((

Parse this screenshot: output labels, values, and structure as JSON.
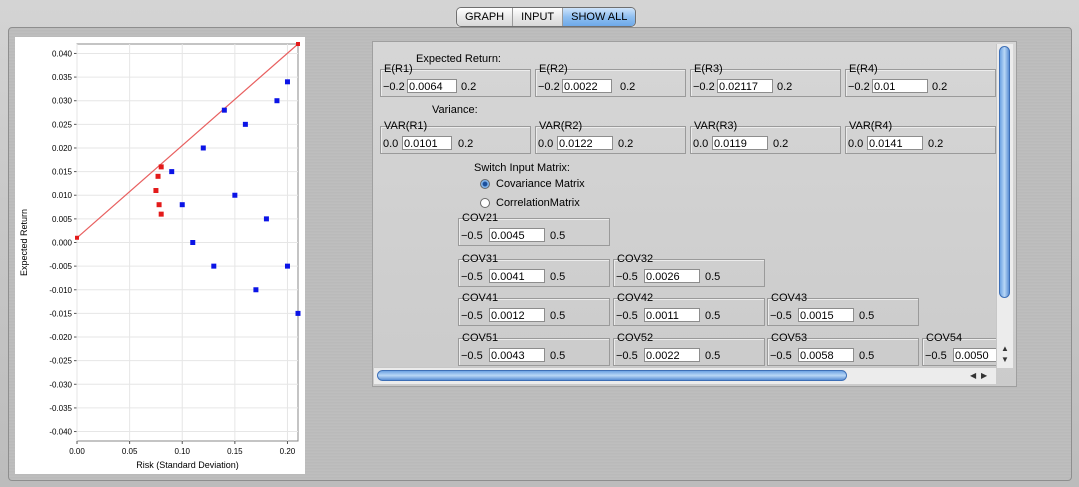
{
  "tabs": [
    {
      "label": "GRAPH",
      "active": false
    },
    {
      "label": "INPUT",
      "active": false
    },
    {
      "label": "SHOW ALL",
      "active": true
    }
  ],
  "chart_data": {
    "type": "scatter",
    "xlabel": "Risk (Standard Deviation)",
    "ylabel": "Expected Return",
    "xlim": [
      0,
      0.21
    ],
    "ylim": [
      -0.042,
      0.042
    ],
    "x_ticks": [
      "0.00",
      "0.05",
      "0.10",
      "0.15",
      "0.20"
    ],
    "y_ticks": [
      "0.040",
      "0.035",
      "0.030",
      "0.025",
      "0.020",
      "0.015",
      "0.010",
      "0.005",
      "0.000",
      "-0.005",
      "-0.010",
      "-0.015",
      "-0.020",
      "-0.025",
      "-0.030",
      "-0.035",
      "-0.040"
    ],
    "grid": true,
    "colors": {
      "portfolios": "#0b14e6",
      "frontier": "#e31a1a",
      "line": "#e86060"
    },
    "line": {
      "from": [
        0,
        0.001
      ],
      "to": [
        0.21,
        0.042
      ]
    },
    "series": [
      {
        "role": "portfolios",
        "points": [
          [
            0.09,
            0.015
          ],
          [
            0.12,
            0.02
          ],
          [
            0.15,
            0.01
          ],
          [
            0.18,
            0.005
          ],
          [
            0.2,
            -0.005
          ],
          [
            0.16,
            0.025
          ],
          [
            0.19,
            0.03
          ],
          [
            0.13,
            -0.005
          ],
          [
            0.17,
            -0.01
          ],
          [
            0.2,
            0.034
          ],
          [
            0.1,
            0.008
          ],
          [
            0.11,
            0.0
          ],
          [
            0.14,
            0.028
          ],
          [
            0.21,
            -0.015
          ]
        ]
      },
      {
        "role": "frontier",
        "points": [
          [
            0.075,
            0.011
          ],
          [
            0.077,
            0.014
          ],
          [
            0.078,
            0.008
          ],
          [
            0.08,
            0.016
          ],
          [
            0.08,
            0.006
          ]
        ]
      }
    ]
  },
  "inputs": {
    "expected_return_title": "Expected Return:",
    "variance_title": "Variance:",
    "switch_title": "Switch Input Matrix:",
    "radio_cov": "Covariance Matrix",
    "radio_corr": "CorrelationMatrix",
    "er": [
      {
        "label": "E(R1)",
        "lo": "−0.2",
        "value": "0.0064",
        "hi": "0.2"
      },
      {
        "label": "E(R2)",
        "lo": "−0.2",
        "value": "0.0022",
        "hi": "0.2"
      },
      {
        "label": "E(R3)",
        "lo": "−0.2",
        "value": "0.02117",
        "hi": "0.2"
      },
      {
        "label": "E(R4)",
        "lo": "−0.2",
        "value": "0.01",
        "hi": "0.2"
      }
    ],
    "var": [
      {
        "label": "VAR(R1)",
        "lo": "0.0",
        "value": "0.0101",
        "hi": "0.2"
      },
      {
        "label": "VAR(R2)",
        "lo": "0.0",
        "value": "0.0122",
        "hi": "0.2"
      },
      {
        "label": "VAR(R3)",
        "lo": "0.0",
        "value": "0.0119",
        "hi": "0.2"
      },
      {
        "label": "VAR(R4)",
        "lo": "0.0",
        "value": "0.0141",
        "hi": "0.2"
      }
    ],
    "cov": {
      "cov21": {
        "label": "COV21",
        "lo": "−0.5",
        "value": "0.0045",
        "hi": "0.5"
      },
      "cov31": {
        "label": "COV31",
        "lo": "−0.5",
        "value": "0.0041",
        "hi": "0.5"
      },
      "cov32": {
        "label": "COV32",
        "lo": "−0.5",
        "value": "0.0026",
        "hi": "0.5"
      },
      "cov41": {
        "label": "COV41",
        "lo": "−0.5",
        "value": "0.0012",
        "hi": "0.5"
      },
      "cov42": {
        "label": "COV42",
        "lo": "−0.5",
        "value": "0.0011",
        "hi": "0.5"
      },
      "cov43": {
        "label": "COV43",
        "lo": "−0.5",
        "value": "0.0015",
        "hi": "0.5"
      },
      "cov51": {
        "label": "COV51",
        "lo": "−0.5",
        "value": "0.0043",
        "hi": "0.5"
      },
      "cov52": {
        "label": "COV52",
        "lo": "−0.5",
        "value": "0.0022",
        "hi": "0.5"
      },
      "cov53": {
        "label": "COV53",
        "lo": "−0.5",
        "value": "0.0058",
        "hi": "0.5"
      },
      "cov54": {
        "label": "COV54",
        "lo": "−0.5",
        "value": "0.0050",
        "hi": ""
      }
    }
  }
}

))

__Exercise__
Copy the whole listing above word for word but do not carry over the pictures.

__Solution for this task__
Parse this screenshot: output labels, values, and structure as JSON.
{
  "tabs": [
    {
      "label": "GRAPH",
      "active": false
    },
    {
      "label": "INPUT",
      "active": false
    },
    {
      "label": "SHOW ALL",
      "active": true
    }
  ],
  "chart_data": {
    "type": "scatter",
    "xlabel": "Risk (Standard Deviation)",
    "ylabel": "Expected Return",
    "xlim": [
      0,
      0.21
    ],
    "ylim": [
      -0.042,
      0.042
    ],
    "x_ticks": [
      "0.00",
      "0.05",
      "0.10",
      "0.15",
      "0.20"
    ],
    "y_ticks": [
      "0.040",
      "0.035",
      "0.030",
      "0.025",
      "0.020",
      "0.015",
      "0.010",
      "0.005",
      "0.000",
      "-0.005",
      "-0.010",
      "-0.015",
      "-0.020",
      "-0.025",
      "-0.030",
      "-0.035",
      "-0.040"
    ],
    "grid": true,
    "colors": {
      "portfolios": "#0b14e6",
      "frontier": "#e31a1a",
      "line": "#e86060"
    },
    "line": {
      "from": [
        0,
        0.001
      ],
      "to": [
        0.21,
        0.042
      ]
    },
    "series": [
      {
        "role": "portfolios",
        "points": [
          [
            0.09,
            0.015
          ],
          [
            0.12,
            0.02
          ],
          [
            0.15,
            0.01
          ],
          [
            0.18,
            0.005
          ],
          [
            0.2,
            -0.005
          ],
          [
            0.16,
            0.025
          ],
          [
            0.19,
            0.03
          ],
          [
            0.13,
            -0.005
          ],
          [
            0.17,
            -0.01
          ],
          [
            0.2,
            0.034
          ],
          [
            0.1,
            0.008
          ],
          [
            0.11,
            0.0
          ],
          [
            0.14,
            0.028
          ],
          [
            0.21,
            -0.015
          ]
        ]
      },
      {
        "role": "frontier",
        "points": [
          [
            0.075,
            0.011
          ],
          [
            0.077,
            0.014
          ],
          [
            0.078,
            0.008
          ],
          [
            0.08,
            0.016
          ],
          [
            0.08,
            0.006
          ]
        ]
      }
    ]
  },
  "inputs": {
    "expected_return_title": "Expected Return:",
    "variance_title": "Variance:",
    "switch_title": "Switch Input Matrix:",
    "radio_cov": "Covariance Matrix",
    "radio_corr": "CorrelationMatrix",
    "er": [
      {
        "label": "E(R1)",
        "lo": "−0.2",
        "value": "0.0064",
        "hi": "0.2"
      },
      {
        "label": "E(R2)",
        "lo": "−0.2",
        "value": "0.0022",
        "hi": "0.2"
      },
      {
        "label": "E(R3)",
        "lo": "−0.2",
        "value": "0.02117",
        "hi": "0.2"
      },
      {
        "label": "E(R4)",
        "lo": "−0.2",
        "value": "0.01",
        "hi": "0.2"
      }
    ],
    "var": [
      {
        "label": "VAR(R1)",
        "lo": "0.0",
        "value": "0.0101",
        "hi": "0.2"
      },
      {
        "label": "VAR(R2)",
        "lo": "0.0",
        "value": "0.0122",
        "hi": "0.2"
      },
      {
        "label": "VAR(R3)",
        "lo": "0.0",
        "value": "0.0119",
        "hi": "0.2"
      },
      {
        "label": "VAR(R4)",
        "lo": "0.0",
        "value": "0.0141",
        "hi": "0.2"
      }
    ],
    "cov": {
      "cov21": {
        "label": "COV21",
        "lo": "−0.5",
        "value": "0.0045",
        "hi": "0.5"
      },
      "cov31": {
        "label": "COV31",
        "lo": "−0.5",
        "value": "0.0041",
        "hi": "0.5"
      },
      "cov32": {
        "label": "COV32",
        "lo": "−0.5",
        "value": "0.0026",
        "hi": "0.5"
      },
      "cov41": {
        "label": "COV41",
        "lo": "−0.5",
        "value": "0.0012",
        "hi": "0.5"
      },
      "cov42": {
        "label": "COV42",
        "lo": "−0.5",
        "value": "0.0011",
        "hi": "0.5"
      },
      "cov43": {
        "label": "COV43",
        "lo": "−0.5",
        "value": "0.0015",
        "hi": "0.5"
      },
      "cov51": {
        "label": "COV51",
        "lo": "−0.5",
        "value": "0.0043",
        "hi": "0.5"
      },
      "cov52": {
        "label": "COV52",
        "lo": "−0.5",
        "value": "0.0022",
        "hi": "0.5"
      },
      "cov53": {
        "label": "COV53",
        "lo": "−0.5",
        "value": "0.0058",
        "hi": "0.5"
      },
      "cov54": {
        "label": "COV54",
        "lo": "−0.5",
        "value": "0.0050",
        "hi": ""
      }
    }
  }
}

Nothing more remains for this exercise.